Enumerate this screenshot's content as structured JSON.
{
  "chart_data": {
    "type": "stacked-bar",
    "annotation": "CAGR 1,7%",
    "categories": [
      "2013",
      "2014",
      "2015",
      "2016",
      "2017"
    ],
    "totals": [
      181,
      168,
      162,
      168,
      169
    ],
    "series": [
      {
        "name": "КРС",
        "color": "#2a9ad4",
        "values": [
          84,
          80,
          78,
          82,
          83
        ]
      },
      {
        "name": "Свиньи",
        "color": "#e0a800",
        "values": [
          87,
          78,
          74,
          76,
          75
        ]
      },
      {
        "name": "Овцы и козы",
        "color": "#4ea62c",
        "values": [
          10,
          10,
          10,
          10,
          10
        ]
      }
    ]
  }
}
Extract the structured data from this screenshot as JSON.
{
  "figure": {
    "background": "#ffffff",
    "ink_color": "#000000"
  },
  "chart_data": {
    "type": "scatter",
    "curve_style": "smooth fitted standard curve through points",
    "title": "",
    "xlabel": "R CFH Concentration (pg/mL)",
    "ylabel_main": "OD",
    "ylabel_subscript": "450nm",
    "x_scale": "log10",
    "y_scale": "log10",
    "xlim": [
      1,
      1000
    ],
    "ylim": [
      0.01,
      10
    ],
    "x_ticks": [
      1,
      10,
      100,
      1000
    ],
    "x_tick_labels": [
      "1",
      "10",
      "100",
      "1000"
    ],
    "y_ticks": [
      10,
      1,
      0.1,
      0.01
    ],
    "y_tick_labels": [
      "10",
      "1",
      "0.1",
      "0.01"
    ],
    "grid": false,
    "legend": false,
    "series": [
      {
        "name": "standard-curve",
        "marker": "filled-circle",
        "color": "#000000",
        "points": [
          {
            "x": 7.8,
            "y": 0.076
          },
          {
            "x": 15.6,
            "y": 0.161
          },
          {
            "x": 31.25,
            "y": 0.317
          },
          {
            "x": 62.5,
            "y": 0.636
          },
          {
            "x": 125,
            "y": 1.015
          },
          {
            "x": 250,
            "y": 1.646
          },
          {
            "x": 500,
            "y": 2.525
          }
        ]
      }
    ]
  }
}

★ ★ ★ ★ ★ ★ ★

The problem: Each record above should be repeated exactly as it appears.

Completed task:
Enumerate this screenshot's content as structured JSON.
{
  "chart_data": {
    "type": "stacked-bar",
    "annotation": "CAGR 1,7%",
    "categories": [
      "2013",
      "2014",
      "2015",
      "2016",
      "2017"
    ],
    "totals": [
      181,
      168,
      162,
      168,
      169
    ],
    "series": [
      {
        "name": "КРС",
        "color": "#2a9ad4",
        "values": [
          84,
          80,
          78,
          82,
          83
        ]
      },
      {
        "name": "Свиньи",
        "color": "#e0a800",
        "values": [
          87,
          78,
          74,
          76,
          75
        ]
      },
      {
        "name": "Овцы и козы",
        "color": "#4ea62c",
        "values": [
          10,
          10,
          10,
          10,
          10
        ]
      }
    ]
  }
}
Extract the structured data from this screenshot as JSON.
{
  "figure": {
    "background": "#ffffff",
    "ink_color": "#000000"
  },
  "chart_data": {
    "type": "scatter",
    "curve_style": "smooth fitted standard curve through points",
    "title": "",
    "xlabel": "R CFH Concentration (pg/mL)",
    "ylabel_main": "OD",
    "ylabel_subscript": "450nm",
    "x_scale": "log10",
    "y_scale": "log10",
    "xlim": [
      1,
      1000
    ],
    "ylim": [
      0.01,
      10
    ],
    "x_ticks": [
      1,
      10,
      100,
      1000
    ],
    "x_tick_labels": [
      "1",
      "10",
      "100",
      "1000"
    ],
    "y_ticks": [
      10,
      1,
      0.1,
      0.01
    ],
    "y_tick_labels": [
      "10",
      "1",
      "0.1",
      "0.01"
    ],
    "grid": false,
    "legend": false,
    "series": [
      {
        "name": "standard-curve",
        "marker": "filled-circle",
        "color": "#000000",
        "points": [
          {
            "x": 7.8,
            "y": 0.076
          },
          {
            "x": 15.6,
            "y": 0.161
          },
          {
            "x": 31.25,
            "y": 0.317
          },
          {
            "x": 62.5,
            "y": 0.636
          },
          {
            "x": 125,
            "y": 1.015
          },
          {
            "x": 250,
            "y": 1.646
          },
          {
            "x": 500,
            "y": 2.525
          }
        ]
      }
    ]
  }
}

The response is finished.